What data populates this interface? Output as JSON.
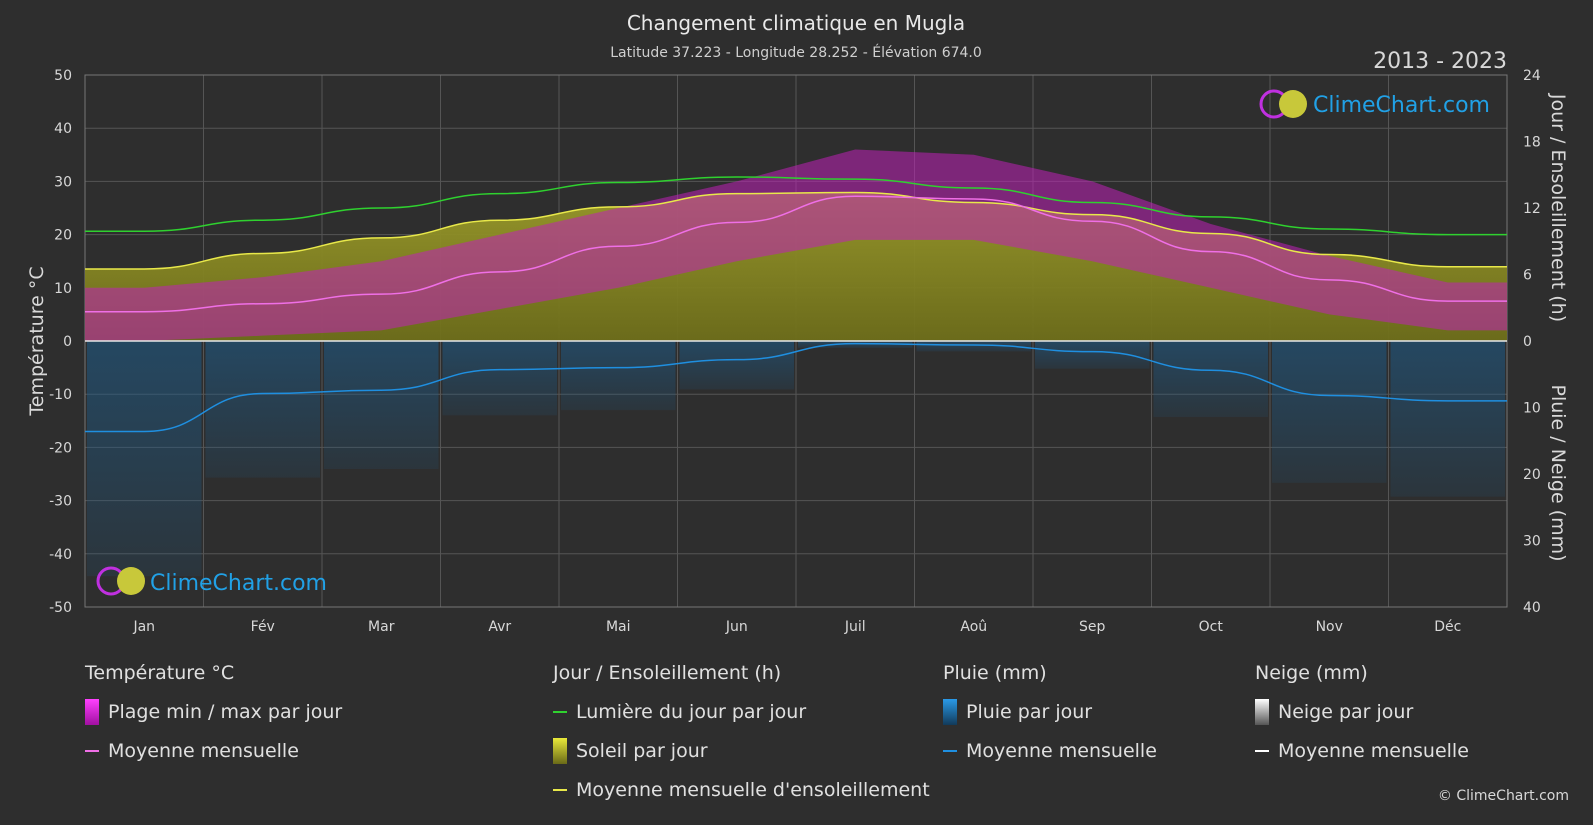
{
  "header": {
    "title": "Changement climatique en Mugla",
    "subtitle": "Latitude 37.223 - Longitude 28.252 - Élévation 674.0",
    "period": "2013 - 2023"
  },
  "brand": {
    "logo_text": "ClimeChart.com",
    "copyright": "© ClimeChart.com"
  },
  "colors": {
    "background": "#2e2e2e",
    "daylight": "#2fd12f",
    "sunshine_avg": "#e8e84a",
    "sunshine_fill": "#8a8a1f",
    "temp_avg": "#ef6fe6",
    "temp_range": "#d020c8",
    "rain": "#1f8fe0",
    "snow": "#ffffff",
    "logo_blue": "#21a1e6"
  },
  "chart_data": {
    "type": "line",
    "months": [
      "Jan",
      "Fév",
      "Mar",
      "Avr",
      "Mai",
      "Jun",
      "Juil",
      "Aoû",
      "Sep",
      "Oct",
      "Nov",
      "Déc"
    ],
    "axes": {
      "left": {
        "label": "Température °C",
        "min": -50,
        "max": 50,
        "ticks": [
          50,
          40,
          30,
          20,
          10,
          0,
          -10,
          -20,
          -30,
          -40,
          -50
        ]
      },
      "right_top": {
        "label": "Jour / Ensoleillement (h)",
        "min": 0,
        "max": 24,
        "ticks": [
          24,
          18,
          12,
          6,
          0
        ]
      },
      "right_bottom": {
        "label": "Pluie / Neige (mm)",
        "min": 0,
        "max": 40,
        "ticks": [
          10,
          20,
          30,
          40
        ]
      }
    },
    "series": [
      {
        "name": "Lumière du jour par jour",
        "unit": "h",
        "values": [
          9.9,
          10.9,
          12.0,
          13.3,
          14.3,
          14.8,
          14.6,
          13.8,
          12.5,
          11.2,
          10.1,
          9.6
        ]
      },
      {
        "name": "Moyenne mensuelle d'ensoleillement",
        "unit": "h",
        "values": [
          6.5,
          7.9,
          9.3,
          10.9,
          12.1,
          13.3,
          13.4,
          12.5,
          11.4,
          9.7,
          7.8,
          6.7
        ]
      },
      {
        "name": "Température moyenne mensuelle",
        "unit": "°C",
        "values": [
          5.5,
          7.0,
          8.8,
          13.0,
          17.8,
          22.3,
          27.2,
          26.7,
          22.5,
          16.8,
          11.5,
          7.5
        ]
      },
      {
        "name": "Pluie moyenne mensuelle",
        "unit": "mm",
        "values": [
          13.6,
          7.9,
          7.4,
          4.3,
          4.0,
          2.8,
          0.4,
          0.6,
          1.6,
          4.4,
          8.2,
          9.0
        ]
      },
      {
        "name": "Neige moyenne mensuelle",
        "unit": "mm",
        "values": [
          0,
          0,
          0,
          0,
          0,
          0,
          0,
          0,
          0,
          0,
          0,
          0
        ]
      }
    ],
    "temp_range_daily": {
      "max": [
        10,
        12,
        15,
        20,
        25,
        30,
        36,
        35,
        30,
        22,
        16,
        11
      ],
      "min": [
        0,
        1,
        2,
        6,
        10,
        15,
        19,
        19,
        15,
        10,
        5,
        2
      ]
    },
    "grid": true
  },
  "legend": {
    "temperature": {
      "title": "Température °C",
      "items": [
        "Plage min / max par jour",
        "Moyenne mensuelle"
      ]
    },
    "sun": {
      "title": "Jour / Ensoleillement (h)",
      "items": [
        "Lumière du jour par jour",
        "Soleil par jour",
        "Moyenne mensuelle d'ensoleillement"
      ]
    },
    "rain": {
      "title": "Pluie (mm)",
      "items": [
        "Pluie par jour",
        "Moyenne mensuelle"
      ]
    },
    "snow": {
      "title": "Neige (mm)",
      "items": [
        "Neige par jour",
        "Moyenne mensuelle"
      ]
    }
  }
}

Work to complete:
Which lines above contain "Pluie"? Show each of them.

Right answer:
        "label": "Pluie / Neige (mm)",
        "name": "Pluie moyenne mensuelle",
      "title": "Pluie (mm)",
        "Pluie par jour",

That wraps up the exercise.